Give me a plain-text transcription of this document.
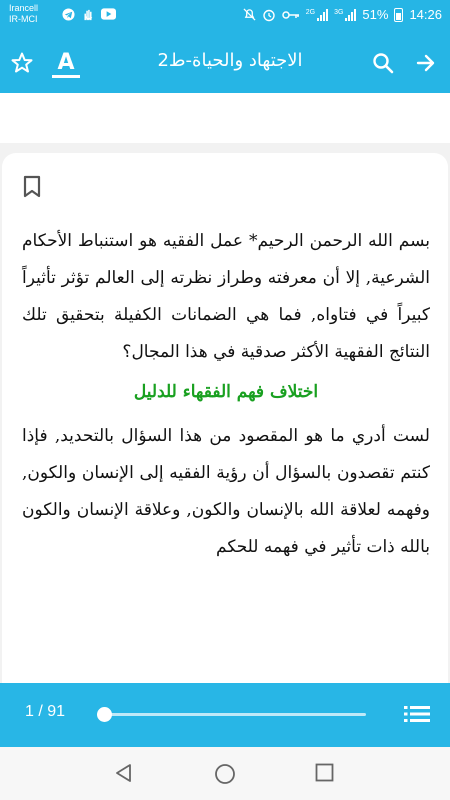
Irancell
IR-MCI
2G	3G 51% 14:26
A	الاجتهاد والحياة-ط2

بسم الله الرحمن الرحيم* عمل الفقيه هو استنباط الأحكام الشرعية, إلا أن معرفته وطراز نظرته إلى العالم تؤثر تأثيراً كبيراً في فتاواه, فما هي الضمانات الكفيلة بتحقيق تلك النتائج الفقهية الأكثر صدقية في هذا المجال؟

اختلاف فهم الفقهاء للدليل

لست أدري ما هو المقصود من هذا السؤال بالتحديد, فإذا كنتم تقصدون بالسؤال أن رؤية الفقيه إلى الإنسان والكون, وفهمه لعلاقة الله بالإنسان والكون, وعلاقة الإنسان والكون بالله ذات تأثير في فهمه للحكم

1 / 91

> **TASK**
Give all the entries again exactly, dropping each picture.

> **WRITTEN SOLUTION**
Give me a plain-text transcription of this document.
Irancell
IR-MCI
2G	3G 51% 14:26
A	الاجتهاد والحياة-ط2

بسم الله الرحمن الرحيم* عمل الفقيه هو استنباط الأحكام الشرعية, إلا أن معرفته وطراز نظرته إلى العالم تؤثر تأثيراً كبيراً في فتاواه, فما هي الضمانات الكفيلة بتحقيق تلك النتائج الفقهية الأكثر صدقية في هذا المجال؟

اختلاف فهم الفقهاء للدليل

لست أدري ما هو المقصود من هذا السؤال بالتحديد, فإذا كنتم تقصدون بالسؤال أن رؤية الفقيه إلى الإنسان والكون, وفهمه لعلاقة الله بالإنسان والكون, وعلاقة الإنسان والكون بالله ذات تأثير في فهمه للحكم

1 / 91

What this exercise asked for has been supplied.